* [TASK DESCRIPTION] Look for "color" in each line of the entries, and return the matching lines.

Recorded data
══════════

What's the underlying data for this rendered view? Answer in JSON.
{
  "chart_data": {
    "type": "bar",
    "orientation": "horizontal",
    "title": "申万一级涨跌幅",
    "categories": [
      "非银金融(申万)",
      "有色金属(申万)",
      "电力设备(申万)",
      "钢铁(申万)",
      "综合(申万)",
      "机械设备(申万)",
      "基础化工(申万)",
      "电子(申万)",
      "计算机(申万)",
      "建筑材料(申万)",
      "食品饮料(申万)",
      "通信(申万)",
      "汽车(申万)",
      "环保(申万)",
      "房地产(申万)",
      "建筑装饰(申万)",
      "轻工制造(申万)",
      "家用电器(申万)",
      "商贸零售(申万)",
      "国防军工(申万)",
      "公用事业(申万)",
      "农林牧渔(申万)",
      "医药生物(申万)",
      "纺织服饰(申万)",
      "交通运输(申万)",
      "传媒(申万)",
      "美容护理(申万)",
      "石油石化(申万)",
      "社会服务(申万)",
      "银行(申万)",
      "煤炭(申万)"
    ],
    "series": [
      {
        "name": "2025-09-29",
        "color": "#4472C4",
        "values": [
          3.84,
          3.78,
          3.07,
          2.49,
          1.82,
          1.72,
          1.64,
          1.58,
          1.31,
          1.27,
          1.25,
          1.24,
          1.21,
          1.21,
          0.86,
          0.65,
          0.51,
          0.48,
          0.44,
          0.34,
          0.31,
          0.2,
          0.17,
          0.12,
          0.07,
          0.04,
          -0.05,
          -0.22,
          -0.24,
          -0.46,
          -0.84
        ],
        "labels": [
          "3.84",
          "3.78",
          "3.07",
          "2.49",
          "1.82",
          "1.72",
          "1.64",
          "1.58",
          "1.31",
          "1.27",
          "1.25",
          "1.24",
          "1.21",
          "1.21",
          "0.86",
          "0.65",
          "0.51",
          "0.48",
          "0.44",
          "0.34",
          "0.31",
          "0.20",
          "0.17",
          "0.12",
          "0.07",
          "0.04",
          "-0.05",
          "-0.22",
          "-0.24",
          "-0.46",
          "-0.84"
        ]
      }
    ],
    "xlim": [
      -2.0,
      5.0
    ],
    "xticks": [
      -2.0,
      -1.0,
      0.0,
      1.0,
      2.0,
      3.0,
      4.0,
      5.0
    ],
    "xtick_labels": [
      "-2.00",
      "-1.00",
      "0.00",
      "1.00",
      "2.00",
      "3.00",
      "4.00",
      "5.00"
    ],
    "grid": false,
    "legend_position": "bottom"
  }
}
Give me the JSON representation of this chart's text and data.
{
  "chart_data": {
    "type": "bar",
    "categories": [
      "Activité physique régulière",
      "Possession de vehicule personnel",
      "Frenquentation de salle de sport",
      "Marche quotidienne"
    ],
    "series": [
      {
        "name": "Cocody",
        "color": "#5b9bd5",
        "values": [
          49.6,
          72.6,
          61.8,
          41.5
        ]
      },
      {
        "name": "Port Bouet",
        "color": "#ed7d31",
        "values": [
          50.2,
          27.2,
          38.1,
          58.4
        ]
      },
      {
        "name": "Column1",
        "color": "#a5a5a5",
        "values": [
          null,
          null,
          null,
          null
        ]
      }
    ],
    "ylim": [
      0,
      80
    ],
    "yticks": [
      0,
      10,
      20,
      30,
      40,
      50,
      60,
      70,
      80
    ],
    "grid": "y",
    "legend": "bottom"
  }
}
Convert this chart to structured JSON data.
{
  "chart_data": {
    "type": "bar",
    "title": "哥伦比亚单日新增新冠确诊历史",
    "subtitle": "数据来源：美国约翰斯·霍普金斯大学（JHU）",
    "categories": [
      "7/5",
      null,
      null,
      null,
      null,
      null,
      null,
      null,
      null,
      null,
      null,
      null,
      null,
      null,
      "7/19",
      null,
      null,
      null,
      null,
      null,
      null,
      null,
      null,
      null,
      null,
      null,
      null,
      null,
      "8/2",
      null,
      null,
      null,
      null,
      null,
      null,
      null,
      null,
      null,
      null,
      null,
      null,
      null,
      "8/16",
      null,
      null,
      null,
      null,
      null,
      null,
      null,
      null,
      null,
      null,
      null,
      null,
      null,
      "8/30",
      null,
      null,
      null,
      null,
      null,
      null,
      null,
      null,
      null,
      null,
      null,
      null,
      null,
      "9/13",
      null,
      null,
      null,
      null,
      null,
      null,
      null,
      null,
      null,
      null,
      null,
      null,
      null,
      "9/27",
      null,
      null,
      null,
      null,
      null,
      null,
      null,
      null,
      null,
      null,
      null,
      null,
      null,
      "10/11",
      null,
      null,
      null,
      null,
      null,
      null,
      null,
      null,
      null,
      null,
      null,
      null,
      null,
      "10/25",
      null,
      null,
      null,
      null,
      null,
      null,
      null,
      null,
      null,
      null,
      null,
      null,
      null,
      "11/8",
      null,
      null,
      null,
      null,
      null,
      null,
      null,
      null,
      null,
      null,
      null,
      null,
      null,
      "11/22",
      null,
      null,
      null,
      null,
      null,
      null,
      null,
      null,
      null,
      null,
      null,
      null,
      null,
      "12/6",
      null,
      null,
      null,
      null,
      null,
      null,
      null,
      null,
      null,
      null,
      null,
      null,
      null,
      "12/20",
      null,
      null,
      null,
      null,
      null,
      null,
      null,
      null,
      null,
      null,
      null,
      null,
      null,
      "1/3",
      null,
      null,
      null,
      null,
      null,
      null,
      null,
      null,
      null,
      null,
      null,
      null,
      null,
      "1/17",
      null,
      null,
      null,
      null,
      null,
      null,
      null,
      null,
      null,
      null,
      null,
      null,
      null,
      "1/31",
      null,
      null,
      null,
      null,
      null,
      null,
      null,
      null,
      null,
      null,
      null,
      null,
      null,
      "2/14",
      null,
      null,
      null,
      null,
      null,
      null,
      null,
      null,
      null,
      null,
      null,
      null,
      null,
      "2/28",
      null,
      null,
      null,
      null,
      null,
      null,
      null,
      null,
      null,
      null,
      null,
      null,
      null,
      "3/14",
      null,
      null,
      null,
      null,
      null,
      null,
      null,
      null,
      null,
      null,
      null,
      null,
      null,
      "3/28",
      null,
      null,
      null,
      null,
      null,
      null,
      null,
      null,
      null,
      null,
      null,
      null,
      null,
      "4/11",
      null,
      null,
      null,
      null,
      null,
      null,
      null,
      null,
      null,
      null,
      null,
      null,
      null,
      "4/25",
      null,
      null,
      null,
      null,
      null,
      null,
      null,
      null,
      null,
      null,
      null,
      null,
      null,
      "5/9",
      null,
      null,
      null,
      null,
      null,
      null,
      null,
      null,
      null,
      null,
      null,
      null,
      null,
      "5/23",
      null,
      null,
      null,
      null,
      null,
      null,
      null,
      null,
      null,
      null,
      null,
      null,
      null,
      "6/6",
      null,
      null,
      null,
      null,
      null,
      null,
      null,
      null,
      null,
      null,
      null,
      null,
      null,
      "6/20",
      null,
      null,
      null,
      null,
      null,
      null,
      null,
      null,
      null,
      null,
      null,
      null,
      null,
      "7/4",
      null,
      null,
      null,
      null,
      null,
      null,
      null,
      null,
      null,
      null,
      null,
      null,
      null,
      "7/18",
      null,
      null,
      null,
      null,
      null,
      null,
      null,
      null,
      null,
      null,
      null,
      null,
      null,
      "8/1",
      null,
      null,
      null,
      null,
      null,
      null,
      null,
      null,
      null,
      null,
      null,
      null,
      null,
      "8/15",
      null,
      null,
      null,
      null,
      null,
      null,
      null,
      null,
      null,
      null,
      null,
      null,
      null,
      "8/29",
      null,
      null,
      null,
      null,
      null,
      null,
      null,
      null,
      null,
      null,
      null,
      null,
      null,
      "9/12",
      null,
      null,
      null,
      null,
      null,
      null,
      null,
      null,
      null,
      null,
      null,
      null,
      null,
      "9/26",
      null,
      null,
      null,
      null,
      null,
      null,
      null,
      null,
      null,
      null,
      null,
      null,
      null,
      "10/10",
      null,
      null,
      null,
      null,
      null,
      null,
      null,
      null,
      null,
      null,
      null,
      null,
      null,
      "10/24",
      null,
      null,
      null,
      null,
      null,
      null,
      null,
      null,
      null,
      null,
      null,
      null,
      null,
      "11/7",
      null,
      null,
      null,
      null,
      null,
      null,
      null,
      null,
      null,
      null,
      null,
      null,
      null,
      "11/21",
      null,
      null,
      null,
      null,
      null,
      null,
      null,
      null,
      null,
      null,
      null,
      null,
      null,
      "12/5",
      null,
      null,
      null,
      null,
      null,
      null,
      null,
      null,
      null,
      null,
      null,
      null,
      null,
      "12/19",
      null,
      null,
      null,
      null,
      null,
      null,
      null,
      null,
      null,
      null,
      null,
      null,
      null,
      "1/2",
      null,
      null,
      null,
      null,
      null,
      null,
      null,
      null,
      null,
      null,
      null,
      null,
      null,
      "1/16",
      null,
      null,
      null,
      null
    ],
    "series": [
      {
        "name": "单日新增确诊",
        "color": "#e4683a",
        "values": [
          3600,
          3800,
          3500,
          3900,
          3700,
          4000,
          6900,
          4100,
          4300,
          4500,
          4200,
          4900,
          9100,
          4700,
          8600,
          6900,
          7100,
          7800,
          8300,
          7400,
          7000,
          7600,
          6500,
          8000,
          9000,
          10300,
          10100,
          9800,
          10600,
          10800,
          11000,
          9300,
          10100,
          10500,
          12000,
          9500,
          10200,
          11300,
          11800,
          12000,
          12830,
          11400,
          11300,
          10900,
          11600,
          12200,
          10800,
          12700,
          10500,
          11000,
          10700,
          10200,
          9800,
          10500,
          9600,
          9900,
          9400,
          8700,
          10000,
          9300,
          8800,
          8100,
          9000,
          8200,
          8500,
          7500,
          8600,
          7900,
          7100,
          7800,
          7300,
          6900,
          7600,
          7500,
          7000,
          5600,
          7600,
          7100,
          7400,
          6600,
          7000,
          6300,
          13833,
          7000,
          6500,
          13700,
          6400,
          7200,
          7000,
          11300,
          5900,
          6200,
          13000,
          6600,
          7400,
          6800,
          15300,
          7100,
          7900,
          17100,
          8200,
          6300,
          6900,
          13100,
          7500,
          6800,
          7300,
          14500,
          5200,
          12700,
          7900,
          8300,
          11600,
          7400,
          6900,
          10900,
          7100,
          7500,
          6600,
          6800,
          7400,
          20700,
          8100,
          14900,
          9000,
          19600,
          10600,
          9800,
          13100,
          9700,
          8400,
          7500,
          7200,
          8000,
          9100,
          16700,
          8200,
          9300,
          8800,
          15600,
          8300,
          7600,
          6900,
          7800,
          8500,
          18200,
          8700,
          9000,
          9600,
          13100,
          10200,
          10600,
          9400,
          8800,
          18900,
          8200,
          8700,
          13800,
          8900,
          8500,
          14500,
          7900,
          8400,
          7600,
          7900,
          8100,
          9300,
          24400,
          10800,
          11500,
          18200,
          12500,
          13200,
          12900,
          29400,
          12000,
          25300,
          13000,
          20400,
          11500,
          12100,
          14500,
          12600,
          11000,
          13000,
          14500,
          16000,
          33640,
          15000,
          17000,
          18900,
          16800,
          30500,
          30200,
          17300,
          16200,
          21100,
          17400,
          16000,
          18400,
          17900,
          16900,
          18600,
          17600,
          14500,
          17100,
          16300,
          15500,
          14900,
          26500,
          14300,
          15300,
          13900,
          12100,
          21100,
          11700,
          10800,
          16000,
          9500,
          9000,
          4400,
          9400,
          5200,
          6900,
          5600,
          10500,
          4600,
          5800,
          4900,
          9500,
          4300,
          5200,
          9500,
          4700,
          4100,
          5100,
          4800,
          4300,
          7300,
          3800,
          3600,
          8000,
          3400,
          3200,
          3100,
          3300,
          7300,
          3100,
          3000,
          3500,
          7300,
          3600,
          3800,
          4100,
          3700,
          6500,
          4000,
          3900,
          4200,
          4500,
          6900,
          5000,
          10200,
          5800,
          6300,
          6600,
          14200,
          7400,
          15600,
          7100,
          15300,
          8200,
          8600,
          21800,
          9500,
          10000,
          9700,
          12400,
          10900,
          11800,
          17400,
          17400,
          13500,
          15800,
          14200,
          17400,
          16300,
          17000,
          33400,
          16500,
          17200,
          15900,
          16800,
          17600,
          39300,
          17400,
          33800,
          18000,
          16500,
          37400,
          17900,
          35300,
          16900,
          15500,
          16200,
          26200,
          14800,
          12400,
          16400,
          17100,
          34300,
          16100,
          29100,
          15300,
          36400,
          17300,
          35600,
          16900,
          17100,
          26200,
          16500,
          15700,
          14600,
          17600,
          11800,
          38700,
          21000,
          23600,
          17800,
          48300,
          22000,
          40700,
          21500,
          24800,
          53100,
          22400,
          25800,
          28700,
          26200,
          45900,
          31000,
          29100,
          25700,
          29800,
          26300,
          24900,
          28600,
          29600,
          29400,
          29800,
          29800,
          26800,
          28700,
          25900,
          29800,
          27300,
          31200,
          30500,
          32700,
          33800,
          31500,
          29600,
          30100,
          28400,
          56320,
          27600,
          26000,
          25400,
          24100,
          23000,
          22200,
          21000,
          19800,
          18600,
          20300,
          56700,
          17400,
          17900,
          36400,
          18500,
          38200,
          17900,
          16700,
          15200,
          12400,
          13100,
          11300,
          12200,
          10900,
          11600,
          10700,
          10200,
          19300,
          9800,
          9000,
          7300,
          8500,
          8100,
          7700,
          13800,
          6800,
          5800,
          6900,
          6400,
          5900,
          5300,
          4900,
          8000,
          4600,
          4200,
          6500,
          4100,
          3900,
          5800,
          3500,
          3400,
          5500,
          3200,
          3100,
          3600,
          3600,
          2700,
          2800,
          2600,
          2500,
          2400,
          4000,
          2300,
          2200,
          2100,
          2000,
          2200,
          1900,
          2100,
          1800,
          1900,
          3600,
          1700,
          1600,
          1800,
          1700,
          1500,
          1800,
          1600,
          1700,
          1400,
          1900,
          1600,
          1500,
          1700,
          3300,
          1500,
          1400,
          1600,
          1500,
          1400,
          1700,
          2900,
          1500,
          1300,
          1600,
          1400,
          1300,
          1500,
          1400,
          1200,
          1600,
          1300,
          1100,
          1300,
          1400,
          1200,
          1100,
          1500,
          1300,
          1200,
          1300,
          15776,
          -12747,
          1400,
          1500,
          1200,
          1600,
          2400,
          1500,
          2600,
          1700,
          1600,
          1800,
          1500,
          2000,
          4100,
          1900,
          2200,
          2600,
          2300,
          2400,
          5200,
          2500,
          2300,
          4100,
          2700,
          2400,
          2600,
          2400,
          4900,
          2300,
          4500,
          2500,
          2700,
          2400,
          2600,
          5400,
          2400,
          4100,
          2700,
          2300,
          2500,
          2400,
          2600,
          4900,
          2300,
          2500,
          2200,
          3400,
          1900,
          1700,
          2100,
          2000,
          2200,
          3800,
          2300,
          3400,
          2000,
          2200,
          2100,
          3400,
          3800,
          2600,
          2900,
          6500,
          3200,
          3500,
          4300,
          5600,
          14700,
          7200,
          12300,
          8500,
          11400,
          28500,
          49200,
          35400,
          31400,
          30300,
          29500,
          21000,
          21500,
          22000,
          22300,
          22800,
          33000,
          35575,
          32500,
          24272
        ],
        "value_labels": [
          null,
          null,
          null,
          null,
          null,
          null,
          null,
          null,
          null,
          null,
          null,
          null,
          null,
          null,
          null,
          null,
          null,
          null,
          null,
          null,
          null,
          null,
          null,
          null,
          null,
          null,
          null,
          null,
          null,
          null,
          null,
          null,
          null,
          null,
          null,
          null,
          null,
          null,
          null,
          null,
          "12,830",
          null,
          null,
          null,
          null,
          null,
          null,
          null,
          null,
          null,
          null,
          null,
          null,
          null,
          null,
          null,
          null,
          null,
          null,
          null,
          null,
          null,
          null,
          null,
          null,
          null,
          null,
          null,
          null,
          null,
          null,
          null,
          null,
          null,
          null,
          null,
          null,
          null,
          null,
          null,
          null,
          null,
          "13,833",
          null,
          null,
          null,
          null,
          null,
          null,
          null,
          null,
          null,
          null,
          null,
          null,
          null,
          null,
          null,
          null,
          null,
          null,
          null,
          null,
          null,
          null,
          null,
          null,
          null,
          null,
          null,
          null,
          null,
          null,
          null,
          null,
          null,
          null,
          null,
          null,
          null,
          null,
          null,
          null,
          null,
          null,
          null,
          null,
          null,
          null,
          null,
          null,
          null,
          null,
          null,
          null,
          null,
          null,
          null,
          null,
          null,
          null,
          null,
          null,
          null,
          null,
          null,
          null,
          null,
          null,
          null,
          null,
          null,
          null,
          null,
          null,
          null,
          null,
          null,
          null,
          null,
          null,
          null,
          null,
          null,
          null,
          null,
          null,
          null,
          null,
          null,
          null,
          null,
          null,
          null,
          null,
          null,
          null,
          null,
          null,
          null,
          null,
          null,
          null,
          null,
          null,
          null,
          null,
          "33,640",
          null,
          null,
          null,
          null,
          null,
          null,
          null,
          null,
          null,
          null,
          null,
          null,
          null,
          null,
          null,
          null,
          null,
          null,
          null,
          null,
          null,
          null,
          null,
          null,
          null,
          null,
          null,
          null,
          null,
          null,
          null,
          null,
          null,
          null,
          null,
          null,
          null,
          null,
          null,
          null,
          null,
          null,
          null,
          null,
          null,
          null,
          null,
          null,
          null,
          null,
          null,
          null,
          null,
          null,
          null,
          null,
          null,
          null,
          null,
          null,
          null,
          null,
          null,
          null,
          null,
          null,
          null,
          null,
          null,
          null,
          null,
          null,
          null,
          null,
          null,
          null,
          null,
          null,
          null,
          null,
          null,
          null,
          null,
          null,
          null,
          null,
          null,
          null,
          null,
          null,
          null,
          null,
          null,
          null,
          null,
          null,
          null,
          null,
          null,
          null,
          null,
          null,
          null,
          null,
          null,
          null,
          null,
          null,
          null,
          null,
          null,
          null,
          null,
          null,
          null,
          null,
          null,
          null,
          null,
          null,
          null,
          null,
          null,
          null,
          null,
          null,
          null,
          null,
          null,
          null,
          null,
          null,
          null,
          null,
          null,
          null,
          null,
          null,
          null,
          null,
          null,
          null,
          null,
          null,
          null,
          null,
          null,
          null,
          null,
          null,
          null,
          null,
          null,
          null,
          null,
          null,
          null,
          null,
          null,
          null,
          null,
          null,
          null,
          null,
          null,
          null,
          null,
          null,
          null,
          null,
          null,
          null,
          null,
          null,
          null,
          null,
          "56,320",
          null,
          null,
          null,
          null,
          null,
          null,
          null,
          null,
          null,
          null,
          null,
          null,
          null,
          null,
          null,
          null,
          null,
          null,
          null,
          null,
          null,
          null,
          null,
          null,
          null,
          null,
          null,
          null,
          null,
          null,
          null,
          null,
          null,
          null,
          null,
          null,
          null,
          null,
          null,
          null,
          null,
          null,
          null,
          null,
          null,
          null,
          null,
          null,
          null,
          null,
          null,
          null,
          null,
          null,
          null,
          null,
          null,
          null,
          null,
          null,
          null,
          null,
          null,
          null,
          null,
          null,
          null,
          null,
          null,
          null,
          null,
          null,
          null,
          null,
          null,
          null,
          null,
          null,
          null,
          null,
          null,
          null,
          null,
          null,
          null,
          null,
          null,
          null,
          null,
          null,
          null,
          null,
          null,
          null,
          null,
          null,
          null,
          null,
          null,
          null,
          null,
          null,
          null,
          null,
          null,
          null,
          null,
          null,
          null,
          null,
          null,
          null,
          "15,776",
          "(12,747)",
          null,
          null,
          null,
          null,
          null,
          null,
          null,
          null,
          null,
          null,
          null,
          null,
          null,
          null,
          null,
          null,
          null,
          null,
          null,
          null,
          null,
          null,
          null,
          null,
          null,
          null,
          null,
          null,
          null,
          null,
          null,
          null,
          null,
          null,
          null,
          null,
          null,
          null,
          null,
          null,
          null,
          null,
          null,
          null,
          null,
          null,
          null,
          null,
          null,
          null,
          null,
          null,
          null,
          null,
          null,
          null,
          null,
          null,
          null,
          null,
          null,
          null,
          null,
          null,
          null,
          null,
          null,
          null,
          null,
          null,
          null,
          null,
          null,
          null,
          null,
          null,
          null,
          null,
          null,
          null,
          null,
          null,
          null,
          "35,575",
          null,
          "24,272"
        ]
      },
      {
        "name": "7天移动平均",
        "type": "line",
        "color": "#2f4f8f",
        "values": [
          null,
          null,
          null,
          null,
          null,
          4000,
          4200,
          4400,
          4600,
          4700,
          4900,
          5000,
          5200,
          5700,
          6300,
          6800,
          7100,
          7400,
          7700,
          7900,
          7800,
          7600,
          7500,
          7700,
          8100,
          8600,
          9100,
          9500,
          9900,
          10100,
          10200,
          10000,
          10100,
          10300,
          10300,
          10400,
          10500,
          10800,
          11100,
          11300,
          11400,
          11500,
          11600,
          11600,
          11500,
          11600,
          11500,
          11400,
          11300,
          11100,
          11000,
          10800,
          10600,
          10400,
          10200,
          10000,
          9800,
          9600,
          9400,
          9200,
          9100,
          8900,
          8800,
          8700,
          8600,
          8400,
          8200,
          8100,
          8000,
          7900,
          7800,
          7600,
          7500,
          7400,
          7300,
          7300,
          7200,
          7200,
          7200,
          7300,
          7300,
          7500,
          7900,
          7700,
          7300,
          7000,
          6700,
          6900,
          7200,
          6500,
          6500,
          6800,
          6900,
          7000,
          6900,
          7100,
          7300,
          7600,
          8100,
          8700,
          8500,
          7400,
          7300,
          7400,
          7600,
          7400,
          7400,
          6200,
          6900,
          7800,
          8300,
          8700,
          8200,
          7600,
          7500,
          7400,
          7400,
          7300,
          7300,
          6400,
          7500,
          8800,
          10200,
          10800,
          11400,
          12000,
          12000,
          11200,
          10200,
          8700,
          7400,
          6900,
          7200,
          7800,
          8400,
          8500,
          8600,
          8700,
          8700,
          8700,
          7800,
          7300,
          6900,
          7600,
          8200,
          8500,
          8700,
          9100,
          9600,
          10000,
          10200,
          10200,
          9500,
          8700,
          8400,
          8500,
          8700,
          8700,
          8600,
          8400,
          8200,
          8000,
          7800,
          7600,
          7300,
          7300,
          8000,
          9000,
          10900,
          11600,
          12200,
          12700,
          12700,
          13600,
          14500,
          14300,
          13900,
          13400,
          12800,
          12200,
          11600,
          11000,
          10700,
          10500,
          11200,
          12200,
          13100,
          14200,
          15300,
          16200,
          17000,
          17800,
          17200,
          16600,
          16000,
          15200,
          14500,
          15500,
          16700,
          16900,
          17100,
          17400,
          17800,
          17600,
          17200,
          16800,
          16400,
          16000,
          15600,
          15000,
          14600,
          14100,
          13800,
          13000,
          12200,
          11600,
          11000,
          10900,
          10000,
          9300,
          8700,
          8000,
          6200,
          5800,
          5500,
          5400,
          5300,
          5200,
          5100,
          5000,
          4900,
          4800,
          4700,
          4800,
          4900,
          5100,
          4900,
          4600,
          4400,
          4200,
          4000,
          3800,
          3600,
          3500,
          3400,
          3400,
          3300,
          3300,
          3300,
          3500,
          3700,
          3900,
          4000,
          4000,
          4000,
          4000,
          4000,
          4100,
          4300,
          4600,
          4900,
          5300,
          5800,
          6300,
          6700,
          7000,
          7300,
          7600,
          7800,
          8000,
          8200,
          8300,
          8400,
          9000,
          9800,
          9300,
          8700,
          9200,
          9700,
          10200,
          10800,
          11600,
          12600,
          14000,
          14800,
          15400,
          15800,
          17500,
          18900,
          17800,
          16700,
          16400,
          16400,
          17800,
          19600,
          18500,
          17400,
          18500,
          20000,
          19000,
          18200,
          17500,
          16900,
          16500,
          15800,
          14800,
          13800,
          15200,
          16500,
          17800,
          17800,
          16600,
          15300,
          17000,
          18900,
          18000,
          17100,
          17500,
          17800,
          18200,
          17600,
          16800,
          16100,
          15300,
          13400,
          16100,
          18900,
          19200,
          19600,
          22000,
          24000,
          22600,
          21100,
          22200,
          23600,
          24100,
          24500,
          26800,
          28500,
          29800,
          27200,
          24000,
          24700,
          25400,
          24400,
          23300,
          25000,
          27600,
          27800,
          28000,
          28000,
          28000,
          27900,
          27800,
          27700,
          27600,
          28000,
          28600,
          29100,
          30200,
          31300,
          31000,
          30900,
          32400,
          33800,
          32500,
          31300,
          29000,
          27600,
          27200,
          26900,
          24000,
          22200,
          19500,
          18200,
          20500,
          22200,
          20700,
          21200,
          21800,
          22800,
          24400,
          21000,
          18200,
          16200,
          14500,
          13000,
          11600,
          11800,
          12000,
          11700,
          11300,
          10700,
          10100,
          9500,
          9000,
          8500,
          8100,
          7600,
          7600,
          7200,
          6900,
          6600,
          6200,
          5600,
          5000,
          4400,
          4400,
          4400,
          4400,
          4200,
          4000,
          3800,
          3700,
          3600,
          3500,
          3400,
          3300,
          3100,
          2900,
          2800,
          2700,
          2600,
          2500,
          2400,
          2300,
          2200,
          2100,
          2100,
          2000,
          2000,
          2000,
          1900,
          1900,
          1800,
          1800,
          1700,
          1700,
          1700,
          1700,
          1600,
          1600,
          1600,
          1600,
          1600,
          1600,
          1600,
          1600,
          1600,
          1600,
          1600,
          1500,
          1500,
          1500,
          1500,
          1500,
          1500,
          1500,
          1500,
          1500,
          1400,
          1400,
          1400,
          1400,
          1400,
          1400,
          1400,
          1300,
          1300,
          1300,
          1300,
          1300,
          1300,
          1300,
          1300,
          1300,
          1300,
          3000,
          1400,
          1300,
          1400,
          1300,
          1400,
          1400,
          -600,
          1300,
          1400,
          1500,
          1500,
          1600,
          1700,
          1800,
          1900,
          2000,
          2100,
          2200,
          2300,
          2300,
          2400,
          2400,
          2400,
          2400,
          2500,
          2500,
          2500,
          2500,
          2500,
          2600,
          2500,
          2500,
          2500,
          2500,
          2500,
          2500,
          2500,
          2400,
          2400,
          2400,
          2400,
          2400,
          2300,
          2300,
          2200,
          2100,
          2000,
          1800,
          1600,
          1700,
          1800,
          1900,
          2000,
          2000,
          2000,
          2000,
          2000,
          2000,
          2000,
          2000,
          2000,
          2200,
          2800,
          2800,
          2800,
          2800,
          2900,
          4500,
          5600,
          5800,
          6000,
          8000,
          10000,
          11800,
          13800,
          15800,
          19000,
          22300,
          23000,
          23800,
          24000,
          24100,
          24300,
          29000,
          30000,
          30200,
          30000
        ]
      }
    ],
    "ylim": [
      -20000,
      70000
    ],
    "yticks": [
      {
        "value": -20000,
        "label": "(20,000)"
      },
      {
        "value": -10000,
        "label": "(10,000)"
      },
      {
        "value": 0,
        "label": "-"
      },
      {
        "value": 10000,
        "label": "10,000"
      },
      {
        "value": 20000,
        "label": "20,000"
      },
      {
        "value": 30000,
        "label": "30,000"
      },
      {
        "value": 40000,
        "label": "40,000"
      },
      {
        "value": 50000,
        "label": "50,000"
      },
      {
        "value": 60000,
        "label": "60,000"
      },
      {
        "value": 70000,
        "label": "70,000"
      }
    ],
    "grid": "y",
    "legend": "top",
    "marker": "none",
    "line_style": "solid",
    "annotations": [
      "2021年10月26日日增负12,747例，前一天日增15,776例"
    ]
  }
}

══════════

* [RESPONSE]
        "color": "#4472C4",
        "color": "#5b9bd5",
        "color": "#ed7d31",
        "color": "#a5a5a5",
        "color": "#e4683a",
        "color": "#2f4f8f",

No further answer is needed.